What you are asked to do –
Will you quote all of the entries, word for word?
▬▬▬▬▬▬
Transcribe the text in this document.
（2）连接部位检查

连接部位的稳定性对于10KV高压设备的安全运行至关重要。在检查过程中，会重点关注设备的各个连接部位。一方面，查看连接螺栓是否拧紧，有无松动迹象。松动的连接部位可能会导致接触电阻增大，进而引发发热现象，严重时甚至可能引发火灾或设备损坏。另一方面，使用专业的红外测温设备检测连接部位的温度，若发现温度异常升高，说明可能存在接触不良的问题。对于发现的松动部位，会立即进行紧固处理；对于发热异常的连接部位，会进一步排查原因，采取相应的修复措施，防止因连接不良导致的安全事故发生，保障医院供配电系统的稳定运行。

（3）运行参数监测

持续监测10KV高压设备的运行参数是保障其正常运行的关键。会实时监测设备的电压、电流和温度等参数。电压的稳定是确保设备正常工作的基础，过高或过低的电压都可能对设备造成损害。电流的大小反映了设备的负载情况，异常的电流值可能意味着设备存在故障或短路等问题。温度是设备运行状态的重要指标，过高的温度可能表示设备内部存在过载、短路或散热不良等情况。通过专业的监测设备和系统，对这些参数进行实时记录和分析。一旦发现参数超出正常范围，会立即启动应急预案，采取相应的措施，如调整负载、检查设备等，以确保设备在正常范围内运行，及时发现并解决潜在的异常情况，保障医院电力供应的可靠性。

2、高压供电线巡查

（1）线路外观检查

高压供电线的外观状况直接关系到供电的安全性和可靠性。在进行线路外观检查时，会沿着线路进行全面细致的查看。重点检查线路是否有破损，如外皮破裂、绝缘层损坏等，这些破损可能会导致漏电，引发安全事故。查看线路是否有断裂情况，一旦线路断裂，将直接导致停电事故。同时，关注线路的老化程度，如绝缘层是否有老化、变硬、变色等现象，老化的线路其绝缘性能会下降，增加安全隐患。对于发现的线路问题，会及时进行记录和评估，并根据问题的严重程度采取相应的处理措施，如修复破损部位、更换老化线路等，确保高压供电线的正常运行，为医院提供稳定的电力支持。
▬▬▬▬▬▬
Task response –
Transcribe the text in this document.
（2）连接部位检查

连接部位的稳定性对于10KV高压设备的安全运行至关重要。在检查过程中，会重点关注设备的各个连接部位。一方面，查看连接螺栓是否拧紧，有无松动迹象。松动的连接部位可能会导致接触电阻增大，进而引发发热现象，严重时甚至可能引发火灾或设备损坏。另一方面，使用专业的红外测温设备检测连接部位的温度，若发现温度异常升高，说明可能存在接触不良的问题。对于发现的松动部位，会立即进行紧固处理；对于发热异常的连接部位，会进一步排查原因，采取相应的修复措施，防止因连接不良导致的安全事故发生，保障医院供配电系统的稳定运行。

（3）运行参数监测

持续监测10KV高压设备的运行参数是保障其正常运行的关键。会实时监测设备的电压、电流和温度等参数。电压的稳定是确保设备正常工作的基础，过高或过低的电压都可能对设备造成损害。电流的大小反映了设备的负载情况，异常的电流值可能意味着设备存在故障或短路等问题。温度是设备运行状态的重要指标，过高的温度可能表示设备内部存在过载、短路或散热不良等情况。通过专业的监测设备和系统，对这些参数进行实时记录和分析。一旦发现参数超出正常范围，会立即启动应急预案，采取相应的措施，如调整负载、检查设备等，以确保设备在正常范围内运行，及时发现并解决潜在的异常情况，保障医院电力供应的可靠性。

2、高压供电线巡查

（1）线路外观检查

高压供电线的外观状况直接关系到供电的安全性和可靠性。在进行线路外观检查时，会沿着线路进行全面细致的查看。重点检查线路是否有破损，如外皮破裂、绝缘层损坏等，这些破损可能会导致漏电，引发安全事故。查看线路是否有断裂情况，一旦线路断裂，将直接导致停电事故。同时，关注线路的老化程度，如绝缘层是否有老化、变硬、变色等现象，老化的线路其绝缘性能会下降，增加安全隐患。对于发现的线路问题，会及时进行记录和评估，并根据问题的严重程度采取相应的处理措施，如修复破损部位、更换老化线路等，确保高压供电线的正常运行，为医院提供稳定的电力支持。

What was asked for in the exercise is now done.